Saved data entries:
+===+
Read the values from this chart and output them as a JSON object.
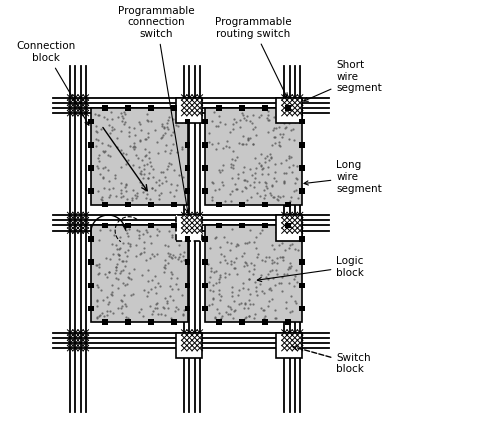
{
  "bg_color": "#ffffff",
  "fig_width": 4.86,
  "fig_height": 4.3,
  "dpi": 100,
  "labels": {
    "connection_block": "Connection\nblock",
    "prog_connection": "Programmable\nconnection\nswitch",
    "prog_routing": "Programmable\nrouting switch",
    "short_wire": "Short\nwire\nsegment",
    "long_wire": "Long\nwire\nsegment",
    "logic_block": "Logic\nblock",
    "switch_block": "Switch\nblock"
  }
}
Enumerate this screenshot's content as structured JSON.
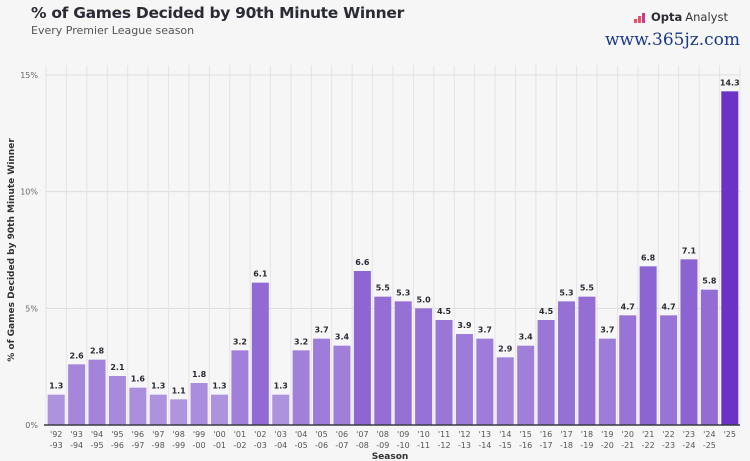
{
  "header": {
    "title": "% of Games Decided by 90th Minute Winner",
    "subtitle": "Every Premier League season",
    "brand_bold": "Opta",
    "brand_light": "Analyst"
  },
  "watermark": "www.365jz.com",
  "chart_data": {
    "type": "bar",
    "title": "% of Games Decided by 90th Minute Winner",
    "subtitle": "Every Premier League season",
    "xlabel": "Season",
    "ylabel": "% of Games Decided by 90th Minute Winner",
    "ylim": [
      0,
      15
    ],
    "yticks": [
      {
        "v": 0,
        "label": "0%"
      },
      {
        "v": 5,
        "label": "5%"
      },
      {
        "v": 10,
        "label": "10%"
      },
      {
        "v": 15,
        "label": "15%"
      }
    ],
    "grid": true,
    "categories": [
      [
        "'92",
        "-93"
      ],
      [
        "'93",
        "-94"
      ],
      [
        "'94",
        "-95"
      ],
      [
        "'95",
        "-96"
      ],
      [
        "'96",
        "-97"
      ],
      [
        "'97",
        "-98"
      ],
      [
        "'98",
        "-99"
      ],
      [
        "'99",
        "-00"
      ],
      [
        "'00",
        "-01"
      ],
      [
        "'01",
        "-02"
      ],
      [
        "'02",
        "-03"
      ],
      [
        "'03",
        "-04"
      ],
      [
        "'04",
        "-05"
      ],
      [
        "'05",
        "-06"
      ],
      [
        "'06",
        "-07"
      ],
      [
        "'07",
        "-08"
      ],
      [
        "'08",
        "-09"
      ],
      [
        "'09",
        "-10"
      ],
      [
        "'10",
        "-11"
      ],
      [
        "'11",
        "-12"
      ],
      [
        "'12",
        "-13"
      ],
      [
        "'13",
        "-14"
      ],
      [
        "'14",
        "-15"
      ],
      [
        "'15",
        "-16"
      ],
      [
        "'16",
        "-17"
      ],
      [
        "'17",
        "-18"
      ],
      [
        "'18",
        "-19"
      ],
      [
        "'19",
        "-20"
      ],
      [
        "'20",
        "-21"
      ],
      [
        "'21",
        "-22"
      ],
      [
        "'22",
        "-23"
      ],
      [
        "'23",
        "-24"
      ],
      [
        "'24",
        "-25"
      ],
      [
        "'25",
        ""
      ]
    ],
    "values": [
      1.3,
      2.6,
      2.8,
      2.1,
      1.6,
      1.3,
      1.1,
      1.8,
      1.3,
      3.2,
      6.1,
      1.3,
      3.2,
      3.7,
      3.4,
      6.6,
      5.5,
      5.3,
      5.0,
      4.5,
      3.9,
      3.7,
      2.9,
      3.4,
      4.5,
      5.3,
      5.5,
      3.7,
      4.7,
      6.8,
      4.7,
      7.1,
      5.8,
      14.3
    ],
    "colors": {
      "low": "#b9a2e2",
      "high": "#6a33c6"
    }
  }
}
+===+
§ **Challenge**:
Pick out the lines above containing the word "nwire", then copy them.

§ **Answer for the task**:
    "short_wire": "Short\nwire\nsegment",
    "long_wire": "Long\nwire\nsegment",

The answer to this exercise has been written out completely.